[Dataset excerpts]
>>>>

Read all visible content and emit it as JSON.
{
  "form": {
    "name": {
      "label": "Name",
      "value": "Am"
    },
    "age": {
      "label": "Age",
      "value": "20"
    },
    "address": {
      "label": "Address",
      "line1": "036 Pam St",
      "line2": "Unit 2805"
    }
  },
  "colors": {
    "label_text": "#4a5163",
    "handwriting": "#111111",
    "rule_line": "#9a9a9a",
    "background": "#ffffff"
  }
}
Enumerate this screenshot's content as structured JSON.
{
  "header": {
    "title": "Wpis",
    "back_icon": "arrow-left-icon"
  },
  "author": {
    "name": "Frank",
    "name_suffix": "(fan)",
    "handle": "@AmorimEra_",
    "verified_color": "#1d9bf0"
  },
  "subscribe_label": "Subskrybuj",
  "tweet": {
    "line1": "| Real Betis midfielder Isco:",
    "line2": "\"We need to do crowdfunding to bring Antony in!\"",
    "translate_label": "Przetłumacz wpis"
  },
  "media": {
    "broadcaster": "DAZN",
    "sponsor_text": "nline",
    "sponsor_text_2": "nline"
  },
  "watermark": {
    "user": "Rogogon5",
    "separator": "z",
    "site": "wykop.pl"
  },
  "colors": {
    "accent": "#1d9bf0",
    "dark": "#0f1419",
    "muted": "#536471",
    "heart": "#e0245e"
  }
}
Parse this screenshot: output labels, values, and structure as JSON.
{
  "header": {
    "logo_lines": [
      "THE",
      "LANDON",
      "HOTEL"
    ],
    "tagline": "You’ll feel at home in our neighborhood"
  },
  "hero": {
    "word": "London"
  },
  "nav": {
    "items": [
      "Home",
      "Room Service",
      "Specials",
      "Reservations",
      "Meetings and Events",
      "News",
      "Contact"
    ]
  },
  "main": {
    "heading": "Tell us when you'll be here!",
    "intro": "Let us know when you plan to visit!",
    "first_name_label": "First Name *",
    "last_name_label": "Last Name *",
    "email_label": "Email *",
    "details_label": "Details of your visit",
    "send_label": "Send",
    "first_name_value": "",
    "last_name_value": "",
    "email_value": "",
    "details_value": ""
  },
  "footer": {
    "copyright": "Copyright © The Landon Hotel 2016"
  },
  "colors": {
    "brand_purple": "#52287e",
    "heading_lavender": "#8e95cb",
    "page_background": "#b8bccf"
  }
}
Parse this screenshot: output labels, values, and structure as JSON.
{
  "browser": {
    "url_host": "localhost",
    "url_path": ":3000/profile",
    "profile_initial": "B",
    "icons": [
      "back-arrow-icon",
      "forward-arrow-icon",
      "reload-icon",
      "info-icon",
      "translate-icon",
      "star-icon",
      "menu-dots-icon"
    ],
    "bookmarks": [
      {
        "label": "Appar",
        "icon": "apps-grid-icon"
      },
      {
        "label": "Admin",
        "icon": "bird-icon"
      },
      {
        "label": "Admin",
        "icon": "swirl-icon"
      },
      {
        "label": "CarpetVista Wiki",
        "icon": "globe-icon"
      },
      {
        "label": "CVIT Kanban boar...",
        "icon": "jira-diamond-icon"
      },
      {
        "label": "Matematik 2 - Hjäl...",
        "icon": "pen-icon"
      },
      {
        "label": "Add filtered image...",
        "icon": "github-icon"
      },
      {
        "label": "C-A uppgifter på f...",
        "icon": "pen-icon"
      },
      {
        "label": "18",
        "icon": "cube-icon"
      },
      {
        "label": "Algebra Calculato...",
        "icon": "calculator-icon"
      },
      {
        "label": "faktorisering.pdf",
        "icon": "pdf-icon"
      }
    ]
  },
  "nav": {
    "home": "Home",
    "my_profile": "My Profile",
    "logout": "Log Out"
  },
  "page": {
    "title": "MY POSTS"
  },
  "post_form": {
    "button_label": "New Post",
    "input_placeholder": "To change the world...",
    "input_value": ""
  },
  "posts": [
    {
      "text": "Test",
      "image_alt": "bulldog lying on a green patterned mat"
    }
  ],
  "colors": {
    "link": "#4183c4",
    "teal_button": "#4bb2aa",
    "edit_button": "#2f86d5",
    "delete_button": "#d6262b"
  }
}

<<<<

## Exercise goal
Within the entries above, how many lines contain "when"? Respond with the number only.

## Answer to the problem
2